> [Requirements] Using the listing below, give the number of lines where "Time" appears, and nothing else.

> [The input]
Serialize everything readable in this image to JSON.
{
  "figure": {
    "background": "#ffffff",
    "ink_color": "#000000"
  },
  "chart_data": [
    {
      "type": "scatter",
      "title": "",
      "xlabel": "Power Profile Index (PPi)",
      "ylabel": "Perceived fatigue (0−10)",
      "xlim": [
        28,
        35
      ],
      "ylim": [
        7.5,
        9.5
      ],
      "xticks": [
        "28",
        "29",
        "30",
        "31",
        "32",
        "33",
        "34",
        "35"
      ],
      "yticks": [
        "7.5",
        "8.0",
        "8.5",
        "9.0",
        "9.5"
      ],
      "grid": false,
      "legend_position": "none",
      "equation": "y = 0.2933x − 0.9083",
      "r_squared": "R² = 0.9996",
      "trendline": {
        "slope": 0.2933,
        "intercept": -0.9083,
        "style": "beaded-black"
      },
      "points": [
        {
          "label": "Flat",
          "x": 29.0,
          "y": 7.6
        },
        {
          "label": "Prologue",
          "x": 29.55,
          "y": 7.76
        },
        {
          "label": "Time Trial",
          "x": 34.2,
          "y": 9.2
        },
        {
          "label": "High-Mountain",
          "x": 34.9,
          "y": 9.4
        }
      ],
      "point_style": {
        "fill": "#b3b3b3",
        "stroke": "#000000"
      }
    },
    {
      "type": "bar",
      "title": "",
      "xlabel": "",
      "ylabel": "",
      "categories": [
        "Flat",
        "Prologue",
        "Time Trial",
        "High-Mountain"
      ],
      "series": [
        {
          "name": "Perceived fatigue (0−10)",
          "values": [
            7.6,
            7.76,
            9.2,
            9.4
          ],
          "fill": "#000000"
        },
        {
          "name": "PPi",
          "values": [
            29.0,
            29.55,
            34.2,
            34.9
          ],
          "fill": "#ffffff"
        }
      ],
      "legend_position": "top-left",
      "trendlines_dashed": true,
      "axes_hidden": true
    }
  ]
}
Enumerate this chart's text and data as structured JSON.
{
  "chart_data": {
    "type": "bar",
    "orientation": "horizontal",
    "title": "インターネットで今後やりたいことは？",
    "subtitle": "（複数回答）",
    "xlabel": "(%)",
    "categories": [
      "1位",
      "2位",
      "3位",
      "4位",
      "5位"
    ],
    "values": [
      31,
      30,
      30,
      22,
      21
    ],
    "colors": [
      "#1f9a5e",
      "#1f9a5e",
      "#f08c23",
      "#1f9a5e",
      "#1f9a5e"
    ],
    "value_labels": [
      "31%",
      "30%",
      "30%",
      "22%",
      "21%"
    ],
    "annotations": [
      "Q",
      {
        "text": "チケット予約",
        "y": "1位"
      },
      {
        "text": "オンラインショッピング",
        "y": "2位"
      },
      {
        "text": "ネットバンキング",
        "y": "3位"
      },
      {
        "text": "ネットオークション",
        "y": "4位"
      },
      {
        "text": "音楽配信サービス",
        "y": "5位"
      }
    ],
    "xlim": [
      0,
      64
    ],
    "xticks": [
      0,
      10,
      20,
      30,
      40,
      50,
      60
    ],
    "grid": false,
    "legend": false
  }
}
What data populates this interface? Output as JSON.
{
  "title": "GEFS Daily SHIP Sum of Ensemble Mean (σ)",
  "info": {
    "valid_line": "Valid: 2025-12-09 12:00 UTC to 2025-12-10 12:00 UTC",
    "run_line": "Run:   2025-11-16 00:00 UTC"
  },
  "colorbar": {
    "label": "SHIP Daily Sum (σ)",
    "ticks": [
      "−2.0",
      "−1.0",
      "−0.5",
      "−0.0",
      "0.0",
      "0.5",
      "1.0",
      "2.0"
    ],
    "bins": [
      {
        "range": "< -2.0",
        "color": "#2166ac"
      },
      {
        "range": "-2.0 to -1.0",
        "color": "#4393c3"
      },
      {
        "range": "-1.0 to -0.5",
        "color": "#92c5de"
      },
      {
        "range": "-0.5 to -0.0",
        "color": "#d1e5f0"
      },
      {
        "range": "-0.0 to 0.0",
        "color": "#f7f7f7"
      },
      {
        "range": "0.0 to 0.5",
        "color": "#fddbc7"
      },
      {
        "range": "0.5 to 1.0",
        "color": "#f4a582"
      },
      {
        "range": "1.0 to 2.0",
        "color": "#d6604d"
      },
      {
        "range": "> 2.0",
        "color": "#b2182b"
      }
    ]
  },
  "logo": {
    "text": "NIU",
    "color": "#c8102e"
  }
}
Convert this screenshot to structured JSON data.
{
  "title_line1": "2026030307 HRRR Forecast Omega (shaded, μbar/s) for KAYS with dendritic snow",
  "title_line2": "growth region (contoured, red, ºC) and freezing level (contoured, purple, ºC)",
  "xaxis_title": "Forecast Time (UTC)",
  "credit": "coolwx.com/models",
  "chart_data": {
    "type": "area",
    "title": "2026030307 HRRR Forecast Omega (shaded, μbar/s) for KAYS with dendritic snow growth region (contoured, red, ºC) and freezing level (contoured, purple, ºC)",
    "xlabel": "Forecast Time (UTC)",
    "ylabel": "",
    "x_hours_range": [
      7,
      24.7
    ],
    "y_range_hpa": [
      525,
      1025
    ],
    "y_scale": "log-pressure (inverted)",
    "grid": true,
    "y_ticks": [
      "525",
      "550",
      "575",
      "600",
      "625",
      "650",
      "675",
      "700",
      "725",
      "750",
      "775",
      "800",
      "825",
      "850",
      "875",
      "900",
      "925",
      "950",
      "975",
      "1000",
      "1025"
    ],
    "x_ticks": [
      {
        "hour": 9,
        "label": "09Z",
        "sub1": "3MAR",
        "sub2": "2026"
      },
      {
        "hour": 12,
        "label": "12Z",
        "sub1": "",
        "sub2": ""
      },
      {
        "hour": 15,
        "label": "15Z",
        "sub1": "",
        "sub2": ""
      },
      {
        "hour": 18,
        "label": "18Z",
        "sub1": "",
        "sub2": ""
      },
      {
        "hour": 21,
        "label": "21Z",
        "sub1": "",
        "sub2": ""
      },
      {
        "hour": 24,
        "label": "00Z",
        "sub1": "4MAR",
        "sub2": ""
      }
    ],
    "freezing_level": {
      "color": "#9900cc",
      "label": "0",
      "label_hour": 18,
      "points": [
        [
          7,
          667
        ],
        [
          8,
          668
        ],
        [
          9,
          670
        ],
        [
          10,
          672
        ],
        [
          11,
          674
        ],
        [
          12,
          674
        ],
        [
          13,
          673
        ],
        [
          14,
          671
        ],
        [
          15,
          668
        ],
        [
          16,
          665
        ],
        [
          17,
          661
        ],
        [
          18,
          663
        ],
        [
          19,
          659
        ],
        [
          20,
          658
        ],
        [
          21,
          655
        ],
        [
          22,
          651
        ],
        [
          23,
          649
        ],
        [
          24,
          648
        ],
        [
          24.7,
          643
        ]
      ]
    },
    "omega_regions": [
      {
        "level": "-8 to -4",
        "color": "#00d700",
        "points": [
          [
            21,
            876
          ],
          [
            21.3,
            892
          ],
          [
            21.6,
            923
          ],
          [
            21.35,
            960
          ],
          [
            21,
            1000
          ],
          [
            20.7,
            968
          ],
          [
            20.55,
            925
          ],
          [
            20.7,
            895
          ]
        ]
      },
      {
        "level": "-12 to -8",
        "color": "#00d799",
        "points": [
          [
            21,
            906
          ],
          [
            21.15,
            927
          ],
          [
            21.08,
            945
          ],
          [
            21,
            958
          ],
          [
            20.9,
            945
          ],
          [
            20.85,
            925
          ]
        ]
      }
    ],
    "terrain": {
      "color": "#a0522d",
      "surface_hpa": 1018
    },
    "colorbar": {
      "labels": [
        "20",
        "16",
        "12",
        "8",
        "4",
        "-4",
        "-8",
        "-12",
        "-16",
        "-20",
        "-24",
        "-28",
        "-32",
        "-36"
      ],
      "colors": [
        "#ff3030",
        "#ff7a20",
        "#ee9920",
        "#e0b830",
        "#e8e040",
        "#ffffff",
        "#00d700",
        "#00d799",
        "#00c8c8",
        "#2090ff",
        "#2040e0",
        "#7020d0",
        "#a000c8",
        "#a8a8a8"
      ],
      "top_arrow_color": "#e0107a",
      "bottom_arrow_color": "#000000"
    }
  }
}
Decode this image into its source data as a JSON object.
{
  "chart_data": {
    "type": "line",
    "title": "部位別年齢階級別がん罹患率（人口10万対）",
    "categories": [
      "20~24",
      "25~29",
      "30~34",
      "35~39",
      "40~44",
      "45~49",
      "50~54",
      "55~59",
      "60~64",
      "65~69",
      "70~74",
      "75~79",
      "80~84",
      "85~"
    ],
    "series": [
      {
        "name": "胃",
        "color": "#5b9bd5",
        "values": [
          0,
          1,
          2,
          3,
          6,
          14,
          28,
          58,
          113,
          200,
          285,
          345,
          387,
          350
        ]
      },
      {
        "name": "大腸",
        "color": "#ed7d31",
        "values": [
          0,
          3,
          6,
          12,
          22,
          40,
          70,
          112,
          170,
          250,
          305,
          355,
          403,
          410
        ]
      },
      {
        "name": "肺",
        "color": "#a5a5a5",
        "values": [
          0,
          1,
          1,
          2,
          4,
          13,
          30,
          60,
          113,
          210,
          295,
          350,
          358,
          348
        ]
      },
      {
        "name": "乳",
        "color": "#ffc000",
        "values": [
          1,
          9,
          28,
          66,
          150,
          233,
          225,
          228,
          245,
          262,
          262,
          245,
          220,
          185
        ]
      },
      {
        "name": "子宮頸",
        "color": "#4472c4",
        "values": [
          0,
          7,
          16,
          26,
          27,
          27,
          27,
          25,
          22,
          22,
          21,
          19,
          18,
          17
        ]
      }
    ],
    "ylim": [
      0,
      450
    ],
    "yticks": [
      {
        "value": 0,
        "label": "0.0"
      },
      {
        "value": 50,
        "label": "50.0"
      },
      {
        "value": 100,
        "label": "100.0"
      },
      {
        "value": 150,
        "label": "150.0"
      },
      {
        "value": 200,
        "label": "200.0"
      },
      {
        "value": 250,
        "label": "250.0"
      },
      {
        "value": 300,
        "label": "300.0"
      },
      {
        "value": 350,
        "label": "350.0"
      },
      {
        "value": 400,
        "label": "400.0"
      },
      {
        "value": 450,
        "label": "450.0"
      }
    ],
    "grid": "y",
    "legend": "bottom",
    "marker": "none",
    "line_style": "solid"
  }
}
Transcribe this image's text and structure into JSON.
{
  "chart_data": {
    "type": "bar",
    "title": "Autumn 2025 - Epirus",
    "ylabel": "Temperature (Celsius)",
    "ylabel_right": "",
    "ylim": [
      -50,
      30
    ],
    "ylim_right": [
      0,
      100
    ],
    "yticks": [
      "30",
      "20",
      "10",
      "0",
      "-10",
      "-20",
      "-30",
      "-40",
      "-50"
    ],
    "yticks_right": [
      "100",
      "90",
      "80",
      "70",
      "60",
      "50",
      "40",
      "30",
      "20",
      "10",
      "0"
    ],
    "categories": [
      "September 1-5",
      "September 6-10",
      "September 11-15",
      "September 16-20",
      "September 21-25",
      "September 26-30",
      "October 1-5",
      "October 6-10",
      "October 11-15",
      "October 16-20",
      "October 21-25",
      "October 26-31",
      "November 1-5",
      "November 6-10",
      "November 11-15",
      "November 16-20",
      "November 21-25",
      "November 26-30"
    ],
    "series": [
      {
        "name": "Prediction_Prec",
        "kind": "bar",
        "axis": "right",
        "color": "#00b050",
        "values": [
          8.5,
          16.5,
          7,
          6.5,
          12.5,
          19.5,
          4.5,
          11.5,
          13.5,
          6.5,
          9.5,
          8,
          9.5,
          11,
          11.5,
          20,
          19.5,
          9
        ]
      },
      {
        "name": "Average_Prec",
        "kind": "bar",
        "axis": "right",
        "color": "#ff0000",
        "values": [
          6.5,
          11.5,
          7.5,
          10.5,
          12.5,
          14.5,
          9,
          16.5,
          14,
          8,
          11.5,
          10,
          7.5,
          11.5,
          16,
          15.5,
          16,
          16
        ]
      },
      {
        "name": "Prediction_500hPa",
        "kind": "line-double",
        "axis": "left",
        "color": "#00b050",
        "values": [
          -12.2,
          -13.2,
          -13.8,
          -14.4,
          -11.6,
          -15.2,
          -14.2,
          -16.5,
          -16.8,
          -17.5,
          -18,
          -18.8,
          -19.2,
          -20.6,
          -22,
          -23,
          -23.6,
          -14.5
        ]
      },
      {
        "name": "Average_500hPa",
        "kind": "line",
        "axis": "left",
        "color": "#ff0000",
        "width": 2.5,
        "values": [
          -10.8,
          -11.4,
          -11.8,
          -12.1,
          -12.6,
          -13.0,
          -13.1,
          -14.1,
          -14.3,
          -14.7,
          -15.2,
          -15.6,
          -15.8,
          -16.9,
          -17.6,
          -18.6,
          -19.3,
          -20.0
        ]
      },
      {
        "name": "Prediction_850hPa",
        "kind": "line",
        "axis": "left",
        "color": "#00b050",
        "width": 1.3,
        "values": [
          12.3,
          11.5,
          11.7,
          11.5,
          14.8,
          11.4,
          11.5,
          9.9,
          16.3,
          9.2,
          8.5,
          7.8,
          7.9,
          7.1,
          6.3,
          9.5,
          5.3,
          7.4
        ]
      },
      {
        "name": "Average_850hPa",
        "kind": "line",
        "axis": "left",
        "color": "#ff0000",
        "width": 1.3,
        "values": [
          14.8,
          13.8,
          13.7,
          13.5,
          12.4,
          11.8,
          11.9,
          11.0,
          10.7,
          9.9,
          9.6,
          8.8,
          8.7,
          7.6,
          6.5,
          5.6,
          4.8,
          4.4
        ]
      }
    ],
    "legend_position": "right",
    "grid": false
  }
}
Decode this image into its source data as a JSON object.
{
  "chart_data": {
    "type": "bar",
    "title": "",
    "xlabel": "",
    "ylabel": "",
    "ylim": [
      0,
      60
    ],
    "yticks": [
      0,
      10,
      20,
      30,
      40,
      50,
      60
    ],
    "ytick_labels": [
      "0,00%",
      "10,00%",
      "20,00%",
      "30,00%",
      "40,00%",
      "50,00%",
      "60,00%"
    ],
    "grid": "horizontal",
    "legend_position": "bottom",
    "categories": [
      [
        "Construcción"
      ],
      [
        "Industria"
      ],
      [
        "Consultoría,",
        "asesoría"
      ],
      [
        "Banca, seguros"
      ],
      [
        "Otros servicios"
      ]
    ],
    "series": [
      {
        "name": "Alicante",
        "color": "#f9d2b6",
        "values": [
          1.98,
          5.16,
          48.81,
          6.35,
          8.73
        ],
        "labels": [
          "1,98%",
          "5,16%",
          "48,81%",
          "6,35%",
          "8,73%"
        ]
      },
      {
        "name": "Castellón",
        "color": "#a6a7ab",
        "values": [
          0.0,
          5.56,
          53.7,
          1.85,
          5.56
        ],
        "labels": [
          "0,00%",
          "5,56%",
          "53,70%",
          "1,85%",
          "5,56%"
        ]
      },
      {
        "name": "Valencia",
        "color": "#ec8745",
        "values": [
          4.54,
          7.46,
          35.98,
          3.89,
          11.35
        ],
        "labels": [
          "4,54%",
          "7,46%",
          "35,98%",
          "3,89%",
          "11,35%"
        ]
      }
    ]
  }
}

> [Expected answer] 4